# EXERCISE OBJECTIVE:
Go through the entries below and write each one out exactly.

--- START OF RECORDS FOR THE TASK ---

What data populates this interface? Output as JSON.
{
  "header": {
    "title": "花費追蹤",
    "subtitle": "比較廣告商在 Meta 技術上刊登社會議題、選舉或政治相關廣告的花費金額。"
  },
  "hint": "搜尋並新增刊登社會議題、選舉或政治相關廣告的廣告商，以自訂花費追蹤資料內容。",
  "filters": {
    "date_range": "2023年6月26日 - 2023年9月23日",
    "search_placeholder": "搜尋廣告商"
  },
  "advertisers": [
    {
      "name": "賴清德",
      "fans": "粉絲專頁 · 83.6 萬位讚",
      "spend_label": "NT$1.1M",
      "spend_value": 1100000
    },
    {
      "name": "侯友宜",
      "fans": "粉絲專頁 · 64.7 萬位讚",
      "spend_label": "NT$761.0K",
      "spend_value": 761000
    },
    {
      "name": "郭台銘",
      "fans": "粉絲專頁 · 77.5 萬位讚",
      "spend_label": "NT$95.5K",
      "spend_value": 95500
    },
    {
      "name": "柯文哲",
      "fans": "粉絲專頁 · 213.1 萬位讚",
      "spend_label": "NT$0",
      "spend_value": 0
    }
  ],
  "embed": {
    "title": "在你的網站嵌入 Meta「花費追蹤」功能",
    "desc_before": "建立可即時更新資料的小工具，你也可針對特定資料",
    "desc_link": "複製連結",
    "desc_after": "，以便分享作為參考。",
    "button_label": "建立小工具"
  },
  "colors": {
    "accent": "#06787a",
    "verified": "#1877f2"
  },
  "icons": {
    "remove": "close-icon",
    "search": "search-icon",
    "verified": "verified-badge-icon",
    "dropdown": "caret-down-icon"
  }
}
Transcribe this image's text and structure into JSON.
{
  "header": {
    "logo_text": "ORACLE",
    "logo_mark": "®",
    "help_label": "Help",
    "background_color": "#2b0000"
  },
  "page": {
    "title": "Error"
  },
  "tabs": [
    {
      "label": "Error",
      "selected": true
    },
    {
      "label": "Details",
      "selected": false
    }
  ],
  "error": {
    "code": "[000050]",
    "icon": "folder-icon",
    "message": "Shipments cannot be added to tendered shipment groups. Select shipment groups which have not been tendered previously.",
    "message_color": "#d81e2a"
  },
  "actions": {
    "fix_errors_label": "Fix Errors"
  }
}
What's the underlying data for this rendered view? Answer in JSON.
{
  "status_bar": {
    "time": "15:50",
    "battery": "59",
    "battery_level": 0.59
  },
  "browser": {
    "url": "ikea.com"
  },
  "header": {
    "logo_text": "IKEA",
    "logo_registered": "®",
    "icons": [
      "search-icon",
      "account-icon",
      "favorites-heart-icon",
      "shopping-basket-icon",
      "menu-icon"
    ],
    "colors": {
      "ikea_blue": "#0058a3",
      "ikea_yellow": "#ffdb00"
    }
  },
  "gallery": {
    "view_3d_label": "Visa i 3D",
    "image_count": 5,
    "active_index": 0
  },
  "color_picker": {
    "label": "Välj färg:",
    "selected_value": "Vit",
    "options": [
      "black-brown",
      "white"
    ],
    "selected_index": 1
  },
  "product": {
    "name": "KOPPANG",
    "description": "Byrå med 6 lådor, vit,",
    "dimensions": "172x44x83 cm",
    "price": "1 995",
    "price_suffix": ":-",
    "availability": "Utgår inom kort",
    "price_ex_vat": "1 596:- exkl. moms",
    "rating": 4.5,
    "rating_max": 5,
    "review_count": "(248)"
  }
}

--- END OF RECORDS FOR THE TASK ---

# ANSWER FOR THIS EXERCISE:
What data populates this interface? Output as JSON.
{
  "header": {
    "title": "花費追蹤",
    "subtitle": "比較廣告商在 Meta 技術上刊登社會議題、選舉或政治相關廣告的花費金額。"
  },
  "hint": "搜尋並新增刊登社會議題、選舉或政治相關廣告的廣告商，以自訂花費追蹤資料內容。",
  "filters": {
    "date_range": "2023年6月26日 - 2023年9月23日",
    "search_placeholder": "搜尋廣告商"
  },
  "advertisers": [
    {
      "name": "賴清德",
      "fans": "粉絲專頁 · 83.6 萬位讚",
      "spend_label": "NT$1.1M",
      "spend_value": 1100000
    },
    {
      "name": "侯友宜",
      "fans": "粉絲專頁 · 64.7 萬位讚",
      "spend_label": "NT$761.0K",
      "spend_value": 761000
    },
    {
      "name": "郭台銘",
      "fans": "粉絲專頁 · 77.5 萬位讚",
      "spend_label": "NT$95.5K",
      "spend_value": 95500
    },
    {
      "name": "柯文哲",
      "fans": "粉絲專頁 · 213.1 萬位讚",
      "spend_label": "NT$0",
      "spend_value": 0
    }
  ],
  "embed": {
    "title": "在你的網站嵌入 Meta「花費追蹤」功能",
    "desc_before": "建立可即時更新資料的小工具，你也可針對特定資料",
    "desc_link": "複製連結",
    "desc_after": "，以便分享作為參考。",
    "button_label": "建立小工具"
  },
  "colors": {
    "accent": "#06787a",
    "verified": "#1877f2"
  },
  "icons": {
    "remove": "close-icon",
    "search": "search-icon",
    "verified": "verified-badge-icon",
    "dropdown": "caret-down-icon"
  }
}
Transcribe this image's text and structure into JSON.
{
  "header": {
    "logo_text": "ORACLE",
    "logo_mark": "®",
    "help_label": "Help",
    "background_color": "#2b0000"
  },
  "page": {
    "title": "Error"
  },
  "tabs": [
    {
      "label": "Error",
      "selected": true
    },
    {
      "label": "Details",
      "selected": false
    }
  ],
  "error": {
    "code": "[000050]",
    "icon": "folder-icon",
    "message": "Shipments cannot be added to tendered shipment groups. Select shipment groups which have not been tendered previously.",
    "message_color": "#d81e2a"
  },
  "actions": {
    "fix_errors_label": "Fix Errors"
  }
}
What's the underlying data for this rendered view? Answer in JSON.
{
  "status_bar": {
    "time": "15:50",
    "battery": "59",
    "battery_level": 0.59
  },
  "browser": {
    "url": "ikea.com"
  },
  "header": {
    "logo_text": "IKEA",
    "logo_registered": "®",
    "icons": [
      "search-icon",
      "account-icon",
      "favorites-heart-icon",
      "shopping-basket-icon",
      "menu-icon"
    ],
    "colors": {
      "ikea_blue": "#0058a3",
      "ikea_yellow": "#ffdb00"
    }
  },
  "gallery": {
    "view_3d_label": "Visa i 3D",
    "image_count": 5,
    "active_index": 0
  },
  "color_picker": {
    "label": "Välj färg:",
    "selected_value": "Vit",
    "options": [
      "black-brown",
      "white"
    ],
    "selected_index": 1
  },
  "product": {
    "name": "KOPPANG",
    "description": "Byrå med 6 lådor, vit,",
    "dimensions": "172x44x83 cm",
    "price": "1 995",
    "price_suffix": ":-",
    "availability": "Utgår inom kort",
    "price_ex_vat": "1 596:- exkl. moms",
    "rating": 4.5,
    "rating_max": 5,
    "review_count": "(248)"
  }
}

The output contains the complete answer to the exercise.